--- RAW DATA ---

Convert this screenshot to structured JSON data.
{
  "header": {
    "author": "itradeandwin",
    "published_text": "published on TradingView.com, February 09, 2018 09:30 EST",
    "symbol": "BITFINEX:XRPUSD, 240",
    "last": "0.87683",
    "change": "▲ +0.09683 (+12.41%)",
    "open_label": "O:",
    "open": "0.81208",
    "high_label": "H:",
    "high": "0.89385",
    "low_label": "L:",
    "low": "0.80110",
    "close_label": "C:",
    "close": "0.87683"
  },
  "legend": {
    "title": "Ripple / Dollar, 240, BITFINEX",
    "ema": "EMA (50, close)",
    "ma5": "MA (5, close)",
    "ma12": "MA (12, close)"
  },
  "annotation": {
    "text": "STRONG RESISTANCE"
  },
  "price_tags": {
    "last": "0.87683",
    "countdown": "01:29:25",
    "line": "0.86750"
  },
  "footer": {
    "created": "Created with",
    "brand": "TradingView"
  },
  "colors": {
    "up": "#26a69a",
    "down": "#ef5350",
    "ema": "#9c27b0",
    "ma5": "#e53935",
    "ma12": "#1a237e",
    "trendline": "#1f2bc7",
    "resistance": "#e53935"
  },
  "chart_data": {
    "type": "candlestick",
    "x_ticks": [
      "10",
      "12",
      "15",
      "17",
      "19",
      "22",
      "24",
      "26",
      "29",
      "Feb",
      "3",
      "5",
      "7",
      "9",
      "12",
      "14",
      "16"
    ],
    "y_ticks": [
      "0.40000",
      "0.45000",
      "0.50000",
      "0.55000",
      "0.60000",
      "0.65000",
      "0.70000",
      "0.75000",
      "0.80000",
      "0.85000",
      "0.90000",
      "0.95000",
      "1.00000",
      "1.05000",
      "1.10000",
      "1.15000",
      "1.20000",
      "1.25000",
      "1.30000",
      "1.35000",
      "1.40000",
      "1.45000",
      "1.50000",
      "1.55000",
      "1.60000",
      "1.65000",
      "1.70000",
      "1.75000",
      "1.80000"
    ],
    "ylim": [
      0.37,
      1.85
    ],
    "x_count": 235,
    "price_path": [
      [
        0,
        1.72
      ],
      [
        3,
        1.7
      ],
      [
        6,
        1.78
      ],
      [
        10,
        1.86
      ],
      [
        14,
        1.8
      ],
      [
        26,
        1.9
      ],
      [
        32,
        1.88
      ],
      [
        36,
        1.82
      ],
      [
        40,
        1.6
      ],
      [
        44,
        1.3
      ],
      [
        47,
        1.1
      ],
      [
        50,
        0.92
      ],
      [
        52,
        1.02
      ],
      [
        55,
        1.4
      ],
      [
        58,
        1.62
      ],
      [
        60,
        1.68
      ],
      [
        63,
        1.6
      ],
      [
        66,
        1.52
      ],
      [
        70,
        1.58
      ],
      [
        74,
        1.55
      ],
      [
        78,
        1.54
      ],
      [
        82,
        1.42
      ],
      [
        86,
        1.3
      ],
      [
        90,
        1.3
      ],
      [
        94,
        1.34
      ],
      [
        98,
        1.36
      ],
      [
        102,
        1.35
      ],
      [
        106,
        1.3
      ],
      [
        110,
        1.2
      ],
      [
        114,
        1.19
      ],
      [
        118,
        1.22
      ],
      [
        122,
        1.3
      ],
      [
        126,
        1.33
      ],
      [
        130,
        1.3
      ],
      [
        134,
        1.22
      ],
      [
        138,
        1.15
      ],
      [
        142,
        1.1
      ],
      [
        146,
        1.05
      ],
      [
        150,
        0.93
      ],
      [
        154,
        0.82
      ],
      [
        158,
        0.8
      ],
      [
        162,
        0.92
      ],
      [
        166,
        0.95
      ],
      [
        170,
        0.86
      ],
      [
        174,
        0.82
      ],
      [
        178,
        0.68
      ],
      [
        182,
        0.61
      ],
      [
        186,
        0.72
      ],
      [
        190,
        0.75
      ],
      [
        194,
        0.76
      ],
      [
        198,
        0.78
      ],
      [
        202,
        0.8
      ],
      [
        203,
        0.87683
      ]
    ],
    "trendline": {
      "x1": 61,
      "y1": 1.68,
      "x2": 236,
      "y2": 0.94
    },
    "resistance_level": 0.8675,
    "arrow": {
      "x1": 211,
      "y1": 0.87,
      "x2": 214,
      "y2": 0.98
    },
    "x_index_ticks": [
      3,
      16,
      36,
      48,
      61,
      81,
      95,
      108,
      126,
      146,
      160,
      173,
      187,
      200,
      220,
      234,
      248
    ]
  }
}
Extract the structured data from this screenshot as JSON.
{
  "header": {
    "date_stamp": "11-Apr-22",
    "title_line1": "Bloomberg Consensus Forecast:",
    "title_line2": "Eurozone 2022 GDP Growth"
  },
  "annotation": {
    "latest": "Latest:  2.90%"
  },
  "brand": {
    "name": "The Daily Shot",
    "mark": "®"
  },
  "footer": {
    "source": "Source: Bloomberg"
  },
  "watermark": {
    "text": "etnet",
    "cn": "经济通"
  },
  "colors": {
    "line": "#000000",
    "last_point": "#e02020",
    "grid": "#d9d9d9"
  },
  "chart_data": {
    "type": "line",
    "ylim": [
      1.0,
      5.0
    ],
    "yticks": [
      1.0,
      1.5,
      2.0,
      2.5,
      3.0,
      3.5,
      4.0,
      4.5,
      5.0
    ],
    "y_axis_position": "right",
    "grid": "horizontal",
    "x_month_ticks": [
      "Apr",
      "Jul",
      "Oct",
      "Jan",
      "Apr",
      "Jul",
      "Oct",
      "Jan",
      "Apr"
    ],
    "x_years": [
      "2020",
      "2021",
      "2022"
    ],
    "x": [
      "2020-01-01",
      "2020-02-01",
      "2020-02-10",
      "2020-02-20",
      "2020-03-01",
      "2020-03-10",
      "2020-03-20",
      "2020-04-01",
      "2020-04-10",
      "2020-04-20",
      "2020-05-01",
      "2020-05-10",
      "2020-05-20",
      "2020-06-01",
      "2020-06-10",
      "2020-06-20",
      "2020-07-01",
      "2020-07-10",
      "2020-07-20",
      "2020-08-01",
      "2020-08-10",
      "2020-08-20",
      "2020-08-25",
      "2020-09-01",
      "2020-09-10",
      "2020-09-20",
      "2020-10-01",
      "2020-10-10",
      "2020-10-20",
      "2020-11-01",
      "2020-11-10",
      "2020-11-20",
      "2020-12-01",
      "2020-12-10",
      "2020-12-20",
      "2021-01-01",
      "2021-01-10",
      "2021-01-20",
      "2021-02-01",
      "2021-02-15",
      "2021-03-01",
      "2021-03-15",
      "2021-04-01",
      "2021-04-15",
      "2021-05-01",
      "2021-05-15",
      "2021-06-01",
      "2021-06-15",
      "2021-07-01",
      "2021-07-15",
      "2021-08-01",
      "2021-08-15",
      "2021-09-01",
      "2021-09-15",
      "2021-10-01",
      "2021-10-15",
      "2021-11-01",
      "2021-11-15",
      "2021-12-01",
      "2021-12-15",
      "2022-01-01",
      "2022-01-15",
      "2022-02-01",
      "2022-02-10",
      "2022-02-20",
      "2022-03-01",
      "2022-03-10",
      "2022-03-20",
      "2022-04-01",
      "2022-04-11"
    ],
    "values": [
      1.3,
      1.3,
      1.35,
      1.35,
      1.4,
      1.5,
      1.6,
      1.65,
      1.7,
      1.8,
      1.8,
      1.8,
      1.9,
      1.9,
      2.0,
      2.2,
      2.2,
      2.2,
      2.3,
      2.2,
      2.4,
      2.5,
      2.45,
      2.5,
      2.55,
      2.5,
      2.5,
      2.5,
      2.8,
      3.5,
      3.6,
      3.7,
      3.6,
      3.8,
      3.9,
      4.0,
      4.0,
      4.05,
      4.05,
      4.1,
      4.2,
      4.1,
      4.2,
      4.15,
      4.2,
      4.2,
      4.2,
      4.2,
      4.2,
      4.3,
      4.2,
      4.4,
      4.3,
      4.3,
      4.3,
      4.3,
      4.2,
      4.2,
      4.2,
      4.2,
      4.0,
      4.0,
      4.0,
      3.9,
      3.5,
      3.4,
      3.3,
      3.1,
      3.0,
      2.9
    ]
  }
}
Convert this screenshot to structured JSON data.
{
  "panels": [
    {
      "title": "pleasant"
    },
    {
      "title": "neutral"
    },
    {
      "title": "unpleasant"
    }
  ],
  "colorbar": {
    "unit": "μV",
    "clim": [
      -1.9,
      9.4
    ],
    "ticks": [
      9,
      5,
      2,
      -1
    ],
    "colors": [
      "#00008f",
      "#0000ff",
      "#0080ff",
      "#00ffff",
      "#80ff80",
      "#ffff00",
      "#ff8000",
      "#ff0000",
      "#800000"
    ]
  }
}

---

◆ TASK PROMPT ◆
Each line with the string "Bloomberg" in it needs to be found and copied.

◆ EXPECTED OUTPUT ◆
    "title_line1": "Bloomberg Consensus Forecast:",
    "source": "Source: Bloomberg"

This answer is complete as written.